Опыт дружбы
Опыт дружбы1

Однажды вечером в марте 1882 года в Риме несколько друзей собрались в доме Мальвиды фон Мейзенбух. Неожиданно раздался еще один звонок. В комнате появилась управляющая и шепнула на ухо хозяйке некую потрясающую новость, после чего Мальвида поспешила к секретеру и, достав деньги, вышла. Когда, смеясь, она вернулась, прозрачная косыночка из черного шелка от волнения соскользнула с ее головы. Вместе с Мальвидой в комнату вошел молодой Пауль Рэ, ее давнишний друг, которого она любила как сына. Он примчался из Монте-Карло, чтобы вернуть долг человеку, ссудившему ему деньги, когда Пауль проиграл буквально все до последнего су.

Меня слегка взволновало начало наших отношений, в чем-то забавное и неожиданное: завязались они почти мгновенно - возможно потому, что Пауль Рэ, над которым парил некий ореол неординарных событий, разом затмил все происходившее до него. Его выразительный профиль, умные глаза показались мне близкими, в них явно читались раскаяние, юмор и доброта.

В тот вечер наша страстная, взахлеб, беседа закончилась глубоко за полночь. После многочисленных уловок задержаться - и так продолжалось потом все вечера - мы покинули Ла Виа делла Полверьерра и отправились в пансион, где я жила с мамой. Эти прогулки по улицам Рима, освещенным луной и звездами, сблизили нас настолько, что я, не мешкая, принялась разрабатывать изумительный план на будущее, который способствовал бы продолжению наших отношений вопреки намерению матери вернуть меня в Санкт-Петербург.

Однако Пауль Рэ, увы, совершил грубейшую ошибку: он заговорил с моей матерью о нашем браке, и в итоге мне стоило немалого труда склонить его к принятию именно моего плана. Я убедила его в том, что замкнутость моей личной жизни и моя необузданная потребность в свободе диктуют мне совершенно иные задачи.

Сознаюсь честно: я была совершенно убеждена в том, что мой план - настоящее оскорбление общепринятых норм, и тем не менее план этот был осуществлен, хотя сначала я увидела все это во сне. Мне приснился замечательный рабочий кабинет с книгами и цветами, где проходили наши беседы, рядом - 2 спальни, а в зале - веселый и одновременно серьезный круг друзей-единомышленников.

* **ДОСТУПНЫЕ ДАННЫЕ**

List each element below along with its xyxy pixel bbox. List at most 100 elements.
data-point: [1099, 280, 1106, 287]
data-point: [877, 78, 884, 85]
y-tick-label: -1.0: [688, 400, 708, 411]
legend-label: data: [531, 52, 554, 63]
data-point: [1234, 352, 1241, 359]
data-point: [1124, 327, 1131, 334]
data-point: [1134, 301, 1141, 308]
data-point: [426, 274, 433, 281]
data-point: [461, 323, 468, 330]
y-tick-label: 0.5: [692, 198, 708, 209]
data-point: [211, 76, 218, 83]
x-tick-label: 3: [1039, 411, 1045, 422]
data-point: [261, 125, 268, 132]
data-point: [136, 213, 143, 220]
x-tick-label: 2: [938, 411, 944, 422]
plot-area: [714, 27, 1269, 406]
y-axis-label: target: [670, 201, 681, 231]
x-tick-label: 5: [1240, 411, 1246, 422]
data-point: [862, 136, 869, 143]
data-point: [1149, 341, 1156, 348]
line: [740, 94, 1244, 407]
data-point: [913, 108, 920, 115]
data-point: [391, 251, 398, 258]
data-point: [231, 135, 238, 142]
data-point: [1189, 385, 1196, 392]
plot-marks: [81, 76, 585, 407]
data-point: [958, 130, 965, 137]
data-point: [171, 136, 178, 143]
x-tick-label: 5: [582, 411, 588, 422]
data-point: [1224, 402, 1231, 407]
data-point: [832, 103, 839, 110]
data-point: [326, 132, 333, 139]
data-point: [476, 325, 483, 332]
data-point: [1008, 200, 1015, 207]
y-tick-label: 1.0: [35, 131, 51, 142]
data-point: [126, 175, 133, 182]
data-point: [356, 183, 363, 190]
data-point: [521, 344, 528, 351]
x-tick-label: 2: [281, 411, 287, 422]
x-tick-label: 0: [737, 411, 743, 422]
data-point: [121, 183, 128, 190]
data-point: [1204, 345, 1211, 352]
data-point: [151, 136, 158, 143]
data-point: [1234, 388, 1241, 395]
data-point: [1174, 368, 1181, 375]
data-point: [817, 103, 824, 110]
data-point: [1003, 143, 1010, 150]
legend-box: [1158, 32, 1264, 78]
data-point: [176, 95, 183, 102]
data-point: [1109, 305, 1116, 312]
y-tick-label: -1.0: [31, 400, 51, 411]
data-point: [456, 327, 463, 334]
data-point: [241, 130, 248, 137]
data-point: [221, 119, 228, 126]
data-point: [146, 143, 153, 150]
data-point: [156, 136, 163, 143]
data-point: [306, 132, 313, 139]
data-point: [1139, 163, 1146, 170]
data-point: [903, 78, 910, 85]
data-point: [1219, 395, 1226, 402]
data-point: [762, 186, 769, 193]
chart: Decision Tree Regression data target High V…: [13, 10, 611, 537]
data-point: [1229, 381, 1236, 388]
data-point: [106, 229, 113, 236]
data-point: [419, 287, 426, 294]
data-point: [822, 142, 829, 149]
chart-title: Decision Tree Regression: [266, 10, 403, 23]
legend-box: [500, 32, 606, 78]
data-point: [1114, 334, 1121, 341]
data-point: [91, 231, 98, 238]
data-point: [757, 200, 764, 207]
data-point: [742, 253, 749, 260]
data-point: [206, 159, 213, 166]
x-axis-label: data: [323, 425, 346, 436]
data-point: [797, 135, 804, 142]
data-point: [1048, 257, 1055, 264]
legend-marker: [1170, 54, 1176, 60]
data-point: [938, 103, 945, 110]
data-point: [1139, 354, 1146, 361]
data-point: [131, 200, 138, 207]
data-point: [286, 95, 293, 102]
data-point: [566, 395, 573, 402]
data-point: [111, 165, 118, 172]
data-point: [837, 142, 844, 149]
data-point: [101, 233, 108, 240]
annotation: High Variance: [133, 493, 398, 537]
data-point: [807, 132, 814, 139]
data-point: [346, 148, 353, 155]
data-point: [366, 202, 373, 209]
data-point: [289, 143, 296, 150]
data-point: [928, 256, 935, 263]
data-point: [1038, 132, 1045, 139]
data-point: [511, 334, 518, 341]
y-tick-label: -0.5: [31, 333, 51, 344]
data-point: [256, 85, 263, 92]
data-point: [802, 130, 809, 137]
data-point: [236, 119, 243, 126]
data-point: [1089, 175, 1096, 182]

* **УСЛОВИЕ ЗАДАНИЯ**
Назовите все города, упомянутые в тексте «Опыт дружбы».

* **РЕШЕНИЕ ЗАДАНИЯ**
Рим, Монте-Карло, Санкт-Петербург.